[Stored entries]
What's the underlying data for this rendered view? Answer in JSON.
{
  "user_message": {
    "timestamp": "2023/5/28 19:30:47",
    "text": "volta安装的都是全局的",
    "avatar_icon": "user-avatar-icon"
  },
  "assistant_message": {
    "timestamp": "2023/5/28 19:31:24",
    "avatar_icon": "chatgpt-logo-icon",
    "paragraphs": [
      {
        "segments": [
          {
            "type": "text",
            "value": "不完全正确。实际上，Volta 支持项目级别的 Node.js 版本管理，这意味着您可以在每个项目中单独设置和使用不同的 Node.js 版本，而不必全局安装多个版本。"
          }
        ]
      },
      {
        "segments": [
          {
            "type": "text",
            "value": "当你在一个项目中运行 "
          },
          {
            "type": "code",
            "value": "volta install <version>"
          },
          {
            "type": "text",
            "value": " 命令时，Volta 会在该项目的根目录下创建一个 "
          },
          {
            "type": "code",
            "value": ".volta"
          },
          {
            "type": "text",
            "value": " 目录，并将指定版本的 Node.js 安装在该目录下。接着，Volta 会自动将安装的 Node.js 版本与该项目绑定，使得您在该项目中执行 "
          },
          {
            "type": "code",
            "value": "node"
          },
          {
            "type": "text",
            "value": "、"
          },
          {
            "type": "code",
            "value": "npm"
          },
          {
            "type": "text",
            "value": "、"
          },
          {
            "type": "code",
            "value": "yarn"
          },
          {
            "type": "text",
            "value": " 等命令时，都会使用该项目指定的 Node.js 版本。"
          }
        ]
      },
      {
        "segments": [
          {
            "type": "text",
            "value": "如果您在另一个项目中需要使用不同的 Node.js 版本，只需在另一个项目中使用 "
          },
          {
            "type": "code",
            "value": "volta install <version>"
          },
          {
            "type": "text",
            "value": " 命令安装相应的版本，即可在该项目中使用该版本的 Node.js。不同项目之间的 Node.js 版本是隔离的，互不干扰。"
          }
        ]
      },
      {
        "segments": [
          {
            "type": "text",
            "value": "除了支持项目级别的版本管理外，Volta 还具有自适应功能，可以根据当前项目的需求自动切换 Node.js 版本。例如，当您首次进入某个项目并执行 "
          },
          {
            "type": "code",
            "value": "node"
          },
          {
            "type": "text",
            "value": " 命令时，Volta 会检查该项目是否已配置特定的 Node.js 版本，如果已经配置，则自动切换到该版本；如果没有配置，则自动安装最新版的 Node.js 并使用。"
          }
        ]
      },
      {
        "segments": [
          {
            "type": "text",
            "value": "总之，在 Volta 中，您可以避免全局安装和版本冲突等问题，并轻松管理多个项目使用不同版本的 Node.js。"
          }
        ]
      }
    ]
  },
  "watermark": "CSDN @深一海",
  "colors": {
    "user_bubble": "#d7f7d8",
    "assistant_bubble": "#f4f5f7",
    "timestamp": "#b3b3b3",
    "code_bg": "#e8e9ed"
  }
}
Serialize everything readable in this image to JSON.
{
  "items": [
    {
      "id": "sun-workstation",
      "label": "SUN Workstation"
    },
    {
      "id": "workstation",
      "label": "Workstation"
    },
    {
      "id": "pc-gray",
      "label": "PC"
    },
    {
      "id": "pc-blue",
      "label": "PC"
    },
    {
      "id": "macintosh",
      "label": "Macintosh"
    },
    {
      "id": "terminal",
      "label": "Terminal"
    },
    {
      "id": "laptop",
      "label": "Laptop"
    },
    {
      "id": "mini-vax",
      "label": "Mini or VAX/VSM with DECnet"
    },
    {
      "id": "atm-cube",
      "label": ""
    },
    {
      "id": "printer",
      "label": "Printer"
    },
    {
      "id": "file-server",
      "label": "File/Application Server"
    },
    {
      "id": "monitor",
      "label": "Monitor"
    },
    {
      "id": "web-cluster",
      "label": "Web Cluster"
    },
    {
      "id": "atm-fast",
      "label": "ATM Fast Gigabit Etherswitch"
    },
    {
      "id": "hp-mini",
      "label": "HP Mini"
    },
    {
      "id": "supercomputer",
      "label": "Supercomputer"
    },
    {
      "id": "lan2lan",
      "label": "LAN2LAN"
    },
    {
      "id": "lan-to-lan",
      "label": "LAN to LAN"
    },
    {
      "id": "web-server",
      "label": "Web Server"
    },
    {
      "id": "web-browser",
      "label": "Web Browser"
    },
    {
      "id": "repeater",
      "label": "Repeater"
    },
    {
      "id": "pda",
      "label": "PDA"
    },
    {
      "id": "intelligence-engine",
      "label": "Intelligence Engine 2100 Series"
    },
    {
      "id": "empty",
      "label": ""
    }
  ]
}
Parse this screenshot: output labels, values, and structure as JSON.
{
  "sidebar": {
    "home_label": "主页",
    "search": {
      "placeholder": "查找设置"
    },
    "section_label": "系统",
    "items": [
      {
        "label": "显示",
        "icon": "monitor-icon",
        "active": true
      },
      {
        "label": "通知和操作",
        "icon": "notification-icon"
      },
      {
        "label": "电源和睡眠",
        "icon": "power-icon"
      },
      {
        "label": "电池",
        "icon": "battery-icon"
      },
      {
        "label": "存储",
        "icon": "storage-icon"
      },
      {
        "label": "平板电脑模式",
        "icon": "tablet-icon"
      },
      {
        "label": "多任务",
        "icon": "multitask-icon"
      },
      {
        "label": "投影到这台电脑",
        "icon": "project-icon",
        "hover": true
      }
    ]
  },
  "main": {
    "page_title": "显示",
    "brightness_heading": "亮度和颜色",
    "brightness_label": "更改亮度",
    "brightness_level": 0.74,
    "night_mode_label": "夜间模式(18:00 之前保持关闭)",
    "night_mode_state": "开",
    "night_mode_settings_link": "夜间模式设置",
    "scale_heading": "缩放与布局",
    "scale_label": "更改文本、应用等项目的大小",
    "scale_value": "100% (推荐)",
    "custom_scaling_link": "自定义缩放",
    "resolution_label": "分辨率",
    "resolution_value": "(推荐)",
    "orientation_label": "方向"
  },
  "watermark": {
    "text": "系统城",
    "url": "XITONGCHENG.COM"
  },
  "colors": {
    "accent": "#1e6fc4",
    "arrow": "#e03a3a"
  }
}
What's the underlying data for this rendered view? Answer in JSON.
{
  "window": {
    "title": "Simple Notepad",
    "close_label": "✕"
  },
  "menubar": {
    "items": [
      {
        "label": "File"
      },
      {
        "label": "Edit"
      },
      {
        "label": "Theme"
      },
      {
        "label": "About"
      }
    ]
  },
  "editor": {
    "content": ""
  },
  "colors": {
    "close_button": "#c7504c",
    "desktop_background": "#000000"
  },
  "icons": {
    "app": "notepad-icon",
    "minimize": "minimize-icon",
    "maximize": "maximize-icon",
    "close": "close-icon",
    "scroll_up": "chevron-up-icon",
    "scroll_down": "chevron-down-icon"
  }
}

| Instruction |
Quote all the records exactly, please, leaving none out.

| Task output |
What's the underlying data for this rendered view? Answer in JSON.
{
  "user_message": {
    "timestamp": "2023/5/28 19:30:47",
    "text": "volta安装的都是全局的",
    "avatar_icon": "user-avatar-icon"
  },
  "assistant_message": {
    "timestamp": "2023/5/28 19:31:24",
    "avatar_icon": "chatgpt-logo-icon",
    "paragraphs": [
      {
        "segments": [
          {
            "type": "text",
            "value": "不完全正确。实际上，Volta 支持项目级别的 Node.js 版本管理，这意味着您可以在每个项目中单独设置和使用不同的 Node.js 版本，而不必全局安装多个版本。"
          }
        ]
      },
      {
        "segments": [
          {
            "type": "text",
            "value": "当你在一个项目中运行 "
          },
          {
            "type": "code",
            "value": "volta install <version>"
          },
          {
            "type": "text",
            "value": " 命令时，Volta 会在该项目的根目录下创建一个 "
          },
          {
            "type": "code",
            "value": ".volta"
          },
          {
            "type": "text",
            "value": " 目录，并将指定版本的 Node.js 安装在该目录下。接着，Volta 会自动将安装的 Node.js 版本与该项目绑定，使得您在该项目中执行 "
          },
          {
            "type": "code",
            "value": "node"
          },
          {
            "type": "text",
            "value": "、"
          },
          {
            "type": "code",
            "value": "npm"
          },
          {
            "type": "text",
            "value": "、"
          },
          {
            "type": "code",
            "value": "yarn"
          },
          {
            "type": "text",
            "value": " 等命令时，都会使用该项目指定的 Node.js 版本。"
          }
        ]
      },
      {
        "segments": [
          {
            "type": "text",
            "value": "如果您在另一个项目中需要使用不同的 Node.js 版本，只需在另一个项目中使用 "
          },
          {
            "type": "code",
            "value": "volta install <version>"
          },
          {
            "type": "text",
            "value": " 命令安装相应的版本，即可在该项目中使用该版本的 Node.js。不同项目之间的 Node.js 版本是隔离的，互不干扰。"
          }
        ]
      },
      {
        "segments": [
          {
            "type": "text",
            "value": "除了支持项目级别的版本管理外，Volta 还具有自适应功能，可以根据当前项目的需求自动切换 Node.js 版本。例如，当您首次进入某个项目并执行 "
          },
          {
            "type": "code",
            "value": "node"
          },
          {
            "type": "text",
            "value": " 命令时，Volta 会检查该项目是否已配置特定的 Node.js 版本，如果已经配置，则自动切换到该版本；如果没有配置，则自动安装最新版的 Node.js 并使用。"
          }
        ]
      },
      {
        "segments": [
          {
            "type": "text",
            "value": "总之，在 Volta 中，您可以避免全局安装和版本冲突等问题，并轻松管理多个项目使用不同版本的 Node.js。"
          }
        ]
      }
    ]
  },
  "watermark": "CSDN @深一海",
  "colors": {
    "user_bubble": "#d7f7d8",
    "assistant_bubble": "#f4f5f7",
    "timestamp": "#b3b3b3",
    "code_bg": "#e8e9ed"
  }
}
Serialize everything readable in this image to JSON.
{
  "items": [
    {
      "id": "sun-workstation",
      "label": "SUN Workstation"
    },
    {
      "id": "workstation",
      "label": "Workstation"
    },
    {
      "id": "pc-gray",
      "label": "PC"
    },
    {
      "id": "pc-blue",
      "label": "PC"
    },
    {
      "id": "macintosh",
      "label": "Macintosh"
    },
    {
      "id": "terminal",
      "label": "Terminal"
    },
    {
      "id": "laptop",
      "label": "Laptop"
    },
    {
      "id": "mini-vax",
      "label": "Mini or VAX/VSM with DECnet"
    },
    {
      "id": "atm-cube",
      "label": ""
    },
    {
      "id": "printer",
      "label": "Printer"
    },
    {
      "id": "file-server",
      "label": "File/Application Server"
    },
    {
      "id": "monitor",
      "label": "Monitor"
    },
    {
      "id": "web-cluster",
      "label": "Web Cluster"
    },
    {
      "id": "atm-fast",
      "label": "ATM Fast Gigabit Etherswitch"
    },
    {
      "id": "hp-mini",
      "label": "HP Mini"
    },
    {
      "id": "supercomputer",
      "label": "Supercomputer"
    },
    {
      "id": "lan2lan",
      "label": "LAN2LAN"
    },
    {
      "id": "lan-to-lan",
      "label": "LAN to LAN"
    },
    {
      "id": "web-server",
      "label": "Web Server"
    },
    {
      "id": "web-browser",
      "label": "Web Browser"
    },
    {
      "id": "repeater",
      "label": "Repeater"
    },
    {
      "id": "pda",
      "label": "PDA"
    },
    {
      "id": "intelligence-engine",
      "label": "Intelligence Engine 2100 Series"
    },
    {
      "id": "empty",
      "label": ""
    }
  ]
}
Parse this screenshot: output labels, values, and structure as JSON.
{
  "sidebar": {
    "home_label": "主页",
    "search": {
      "placeholder": "查找设置"
    },
    "section_label": "系统",
    "items": [
      {
        "label": "显示",
        "icon": "monitor-icon",
        "active": true
      },
      {
        "label": "通知和操作",
        "icon": "notification-icon"
      },
      {
        "label": "电源和睡眠",
        "icon": "power-icon"
      },
      {
        "label": "电池",
        "icon": "battery-icon"
      },
      {
        "label": "存储",
        "icon": "storage-icon"
      },
      {
        "label": "平板电脑模式",
        "icon": "tablet-icon"
      },
      {
        "label": "多任务",
        "icon": "multitask-icon"
      },
      {
        "label": "投影到这台电脑",
        "icon": "project-icon",
        "hover": true
      }
    ]
  },
  "main": {
    "page_title": "显示",
    "brightness_heading": "亮度和颜色",
    "brightness_label": "更改亮度",
    "brightness_level": 0.74,
    "night_mode_label": "夜间模式(18:00 之前保持关闭)",
    "night_mode_state": "开",
    "night_mode_settings_link": "夜间模式设置",
    "scale_heading": "缩放与布局",
    "scale_label": "更改文本、应用等项目的大小",
    "scale_value": "100% (推荐)",
    "custom_scaling_link": "自定义缩放",
    "resolution_label": "分辨率",
    "resolution_value": "(推荐)",
    "orientation_label": "方向"
  },
  "watermark": {
    "text": "系统城",
    "url": "XITONGCHENG.COM"
  },
  "colors": {
    "accent": "#1e6fc4",
    "arrow": "#e03a3a"
  }
}
What's the underlying data for this rendered view? Answer in JSON.
{
  "window": {
    "title": "Simple Notepad",
    "close_label": "✕"
  },
  "menubar": {
    "items": [
      {
        "label": "File"
      },
      {
        "label": "Edit"
      },
      {
        "label": "Theme"
      },
      {
        "label": "About"
      }
    ]
  },
  "editor": {
    "content": ""
  },
  "colors": {
    "close_button": "#c7504c",
    "desktop_background": "#000000"
  },
  "icons": {
    "app": "notepad-icon",
    "minimize": "minimize-icon",
    "maximize": "maximize-icon",
    "close": "close-icon",
    "scroll_up": "chevron-up-icon",
    "scroll_down": "chevron-down-icon"
  }
}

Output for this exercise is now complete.